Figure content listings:
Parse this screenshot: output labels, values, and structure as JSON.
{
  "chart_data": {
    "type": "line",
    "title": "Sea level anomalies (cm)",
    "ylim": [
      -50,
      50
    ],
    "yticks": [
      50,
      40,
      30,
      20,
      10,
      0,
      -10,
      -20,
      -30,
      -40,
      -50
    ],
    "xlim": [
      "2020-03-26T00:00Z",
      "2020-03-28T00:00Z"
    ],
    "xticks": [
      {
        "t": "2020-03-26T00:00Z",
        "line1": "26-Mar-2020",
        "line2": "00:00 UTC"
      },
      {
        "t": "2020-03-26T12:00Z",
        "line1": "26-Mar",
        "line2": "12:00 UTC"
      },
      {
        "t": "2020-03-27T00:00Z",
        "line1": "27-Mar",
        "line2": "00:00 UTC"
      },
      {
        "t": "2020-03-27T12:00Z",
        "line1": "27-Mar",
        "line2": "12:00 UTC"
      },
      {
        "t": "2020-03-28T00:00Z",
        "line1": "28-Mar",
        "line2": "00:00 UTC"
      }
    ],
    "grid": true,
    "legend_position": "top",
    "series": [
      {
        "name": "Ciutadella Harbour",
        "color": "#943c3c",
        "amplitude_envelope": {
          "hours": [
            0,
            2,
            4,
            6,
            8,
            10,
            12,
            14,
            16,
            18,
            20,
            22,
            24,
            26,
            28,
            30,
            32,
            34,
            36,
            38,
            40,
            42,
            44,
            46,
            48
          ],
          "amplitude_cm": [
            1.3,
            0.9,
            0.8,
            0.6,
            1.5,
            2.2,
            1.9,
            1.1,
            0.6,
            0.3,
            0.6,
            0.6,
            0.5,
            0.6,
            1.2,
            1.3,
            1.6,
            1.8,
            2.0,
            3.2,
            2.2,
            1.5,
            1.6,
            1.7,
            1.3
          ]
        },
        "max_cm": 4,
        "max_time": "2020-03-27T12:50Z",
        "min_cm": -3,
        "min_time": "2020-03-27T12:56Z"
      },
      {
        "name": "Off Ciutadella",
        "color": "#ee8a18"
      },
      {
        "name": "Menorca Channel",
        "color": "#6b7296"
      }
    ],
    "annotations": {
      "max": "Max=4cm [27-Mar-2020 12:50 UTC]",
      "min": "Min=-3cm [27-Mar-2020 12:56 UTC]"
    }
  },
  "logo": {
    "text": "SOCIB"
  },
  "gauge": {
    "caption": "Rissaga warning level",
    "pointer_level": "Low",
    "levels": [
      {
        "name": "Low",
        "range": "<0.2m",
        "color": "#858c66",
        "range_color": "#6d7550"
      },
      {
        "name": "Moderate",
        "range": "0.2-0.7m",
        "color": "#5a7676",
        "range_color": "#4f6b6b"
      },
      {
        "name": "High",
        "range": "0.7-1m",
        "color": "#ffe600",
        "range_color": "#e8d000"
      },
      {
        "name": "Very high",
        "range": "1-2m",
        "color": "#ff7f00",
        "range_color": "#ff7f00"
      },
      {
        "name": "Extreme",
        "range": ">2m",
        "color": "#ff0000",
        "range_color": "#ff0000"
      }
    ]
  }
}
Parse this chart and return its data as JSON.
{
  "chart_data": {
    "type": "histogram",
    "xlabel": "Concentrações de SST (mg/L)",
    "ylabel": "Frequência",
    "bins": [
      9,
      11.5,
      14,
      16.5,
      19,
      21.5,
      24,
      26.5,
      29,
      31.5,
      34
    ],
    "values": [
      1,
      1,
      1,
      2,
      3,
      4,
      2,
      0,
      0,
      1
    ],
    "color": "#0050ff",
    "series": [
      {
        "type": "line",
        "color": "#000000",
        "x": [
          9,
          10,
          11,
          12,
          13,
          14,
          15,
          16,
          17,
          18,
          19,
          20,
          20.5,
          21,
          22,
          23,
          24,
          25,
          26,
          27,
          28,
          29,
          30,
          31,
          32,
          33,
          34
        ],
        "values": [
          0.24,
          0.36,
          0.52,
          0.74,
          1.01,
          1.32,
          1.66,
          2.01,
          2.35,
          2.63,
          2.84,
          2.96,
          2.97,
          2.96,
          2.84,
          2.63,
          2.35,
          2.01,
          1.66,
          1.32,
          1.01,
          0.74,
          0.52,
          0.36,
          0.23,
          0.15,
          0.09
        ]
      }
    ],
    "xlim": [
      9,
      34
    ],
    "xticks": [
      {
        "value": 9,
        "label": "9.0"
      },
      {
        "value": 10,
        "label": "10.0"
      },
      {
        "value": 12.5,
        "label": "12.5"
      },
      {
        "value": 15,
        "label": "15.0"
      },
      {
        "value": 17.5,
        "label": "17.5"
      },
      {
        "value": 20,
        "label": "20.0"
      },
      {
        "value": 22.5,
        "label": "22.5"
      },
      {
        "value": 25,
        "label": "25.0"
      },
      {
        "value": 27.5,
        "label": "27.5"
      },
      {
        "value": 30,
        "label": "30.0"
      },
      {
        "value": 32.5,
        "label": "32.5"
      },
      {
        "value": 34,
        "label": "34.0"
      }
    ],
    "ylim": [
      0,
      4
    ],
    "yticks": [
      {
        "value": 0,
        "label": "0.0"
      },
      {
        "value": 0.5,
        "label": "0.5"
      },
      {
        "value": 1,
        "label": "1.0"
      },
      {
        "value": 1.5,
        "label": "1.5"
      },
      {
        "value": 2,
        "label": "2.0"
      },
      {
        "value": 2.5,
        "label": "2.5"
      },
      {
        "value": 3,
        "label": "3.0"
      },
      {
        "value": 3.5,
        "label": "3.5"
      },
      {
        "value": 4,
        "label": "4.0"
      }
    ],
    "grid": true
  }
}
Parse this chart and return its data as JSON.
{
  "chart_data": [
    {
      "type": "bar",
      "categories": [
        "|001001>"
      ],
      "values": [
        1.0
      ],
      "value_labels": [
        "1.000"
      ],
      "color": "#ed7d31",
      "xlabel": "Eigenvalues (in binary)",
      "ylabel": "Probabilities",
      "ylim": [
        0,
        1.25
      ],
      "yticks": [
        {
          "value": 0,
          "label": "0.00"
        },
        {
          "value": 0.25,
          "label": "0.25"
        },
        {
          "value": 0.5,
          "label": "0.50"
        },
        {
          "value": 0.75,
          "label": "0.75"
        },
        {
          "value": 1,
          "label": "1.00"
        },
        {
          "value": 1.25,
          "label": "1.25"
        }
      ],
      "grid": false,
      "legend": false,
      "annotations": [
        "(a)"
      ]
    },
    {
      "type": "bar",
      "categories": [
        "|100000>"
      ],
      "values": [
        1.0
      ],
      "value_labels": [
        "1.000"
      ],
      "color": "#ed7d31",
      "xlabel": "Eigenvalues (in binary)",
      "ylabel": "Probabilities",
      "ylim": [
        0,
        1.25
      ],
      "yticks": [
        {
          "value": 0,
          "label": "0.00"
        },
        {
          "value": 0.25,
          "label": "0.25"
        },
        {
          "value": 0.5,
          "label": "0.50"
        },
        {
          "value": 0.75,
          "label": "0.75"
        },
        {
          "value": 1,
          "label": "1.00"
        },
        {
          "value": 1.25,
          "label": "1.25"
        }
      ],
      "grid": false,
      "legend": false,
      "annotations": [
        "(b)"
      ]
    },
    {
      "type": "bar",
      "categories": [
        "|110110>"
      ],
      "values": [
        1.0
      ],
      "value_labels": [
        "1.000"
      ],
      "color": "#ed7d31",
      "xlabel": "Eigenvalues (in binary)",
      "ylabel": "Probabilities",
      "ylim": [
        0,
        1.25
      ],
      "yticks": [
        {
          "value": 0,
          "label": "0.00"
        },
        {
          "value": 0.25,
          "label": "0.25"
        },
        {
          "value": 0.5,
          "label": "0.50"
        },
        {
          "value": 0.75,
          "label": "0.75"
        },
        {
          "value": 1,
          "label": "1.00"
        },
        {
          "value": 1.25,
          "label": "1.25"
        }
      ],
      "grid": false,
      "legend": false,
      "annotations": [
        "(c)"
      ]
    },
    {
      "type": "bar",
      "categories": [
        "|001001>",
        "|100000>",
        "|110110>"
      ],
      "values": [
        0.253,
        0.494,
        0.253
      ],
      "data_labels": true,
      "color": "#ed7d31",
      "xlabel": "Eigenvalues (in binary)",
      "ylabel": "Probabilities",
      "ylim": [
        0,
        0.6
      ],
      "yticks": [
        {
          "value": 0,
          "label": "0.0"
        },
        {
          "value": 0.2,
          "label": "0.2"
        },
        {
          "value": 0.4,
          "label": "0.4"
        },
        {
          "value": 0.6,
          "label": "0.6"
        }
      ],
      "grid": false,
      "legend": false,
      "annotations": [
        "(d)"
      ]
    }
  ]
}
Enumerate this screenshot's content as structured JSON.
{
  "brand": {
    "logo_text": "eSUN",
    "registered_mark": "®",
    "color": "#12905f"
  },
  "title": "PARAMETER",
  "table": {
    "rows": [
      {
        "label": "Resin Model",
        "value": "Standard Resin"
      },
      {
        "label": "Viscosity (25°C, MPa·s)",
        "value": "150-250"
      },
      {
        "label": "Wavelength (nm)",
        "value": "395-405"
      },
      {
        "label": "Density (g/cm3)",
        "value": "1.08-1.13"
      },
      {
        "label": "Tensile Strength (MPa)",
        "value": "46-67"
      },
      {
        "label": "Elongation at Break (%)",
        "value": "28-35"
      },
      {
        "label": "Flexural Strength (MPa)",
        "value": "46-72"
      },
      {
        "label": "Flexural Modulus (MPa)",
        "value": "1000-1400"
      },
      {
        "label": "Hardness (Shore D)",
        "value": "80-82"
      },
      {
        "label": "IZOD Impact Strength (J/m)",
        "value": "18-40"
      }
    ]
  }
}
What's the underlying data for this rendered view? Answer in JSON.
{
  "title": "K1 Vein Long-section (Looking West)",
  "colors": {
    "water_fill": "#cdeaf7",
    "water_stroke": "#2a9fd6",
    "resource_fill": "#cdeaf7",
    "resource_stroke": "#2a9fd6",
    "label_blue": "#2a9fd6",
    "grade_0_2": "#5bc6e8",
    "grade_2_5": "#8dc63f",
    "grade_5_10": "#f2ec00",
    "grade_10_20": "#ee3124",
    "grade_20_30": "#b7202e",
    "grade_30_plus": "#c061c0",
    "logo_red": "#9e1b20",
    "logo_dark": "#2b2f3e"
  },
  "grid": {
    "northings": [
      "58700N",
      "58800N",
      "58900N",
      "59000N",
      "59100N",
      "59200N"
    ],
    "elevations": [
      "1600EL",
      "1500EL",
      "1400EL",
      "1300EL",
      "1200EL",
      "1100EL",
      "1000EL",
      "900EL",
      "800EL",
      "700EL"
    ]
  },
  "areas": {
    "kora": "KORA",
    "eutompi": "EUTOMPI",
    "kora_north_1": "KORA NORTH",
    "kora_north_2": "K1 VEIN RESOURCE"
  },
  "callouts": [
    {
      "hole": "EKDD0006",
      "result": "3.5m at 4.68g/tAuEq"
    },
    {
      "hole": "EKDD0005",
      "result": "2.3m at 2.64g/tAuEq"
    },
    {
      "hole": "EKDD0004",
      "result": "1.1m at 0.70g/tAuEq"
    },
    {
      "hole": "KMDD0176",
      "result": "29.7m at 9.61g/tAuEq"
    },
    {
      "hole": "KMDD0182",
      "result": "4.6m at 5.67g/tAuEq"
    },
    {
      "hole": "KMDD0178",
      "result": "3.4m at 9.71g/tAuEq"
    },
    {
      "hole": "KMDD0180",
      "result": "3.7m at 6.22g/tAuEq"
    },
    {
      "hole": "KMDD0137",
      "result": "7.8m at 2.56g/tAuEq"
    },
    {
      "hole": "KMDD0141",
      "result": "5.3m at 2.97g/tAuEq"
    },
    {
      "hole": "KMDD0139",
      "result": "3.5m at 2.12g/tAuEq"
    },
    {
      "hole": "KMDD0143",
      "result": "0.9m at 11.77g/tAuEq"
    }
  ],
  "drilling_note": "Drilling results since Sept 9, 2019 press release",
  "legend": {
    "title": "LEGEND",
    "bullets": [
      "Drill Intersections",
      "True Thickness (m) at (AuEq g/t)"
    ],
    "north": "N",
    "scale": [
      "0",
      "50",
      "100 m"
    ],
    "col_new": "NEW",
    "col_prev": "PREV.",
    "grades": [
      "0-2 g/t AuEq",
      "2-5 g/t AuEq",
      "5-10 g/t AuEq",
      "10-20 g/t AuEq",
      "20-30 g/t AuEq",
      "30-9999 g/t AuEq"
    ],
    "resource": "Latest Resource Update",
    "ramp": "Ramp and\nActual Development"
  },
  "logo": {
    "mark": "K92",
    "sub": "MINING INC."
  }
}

**What you should do**
Collect every line above that contains the word "Ciutadella".

**Complete output**
        "name": "Ciutadella Harbour",
        "name": "Off Ciutadella",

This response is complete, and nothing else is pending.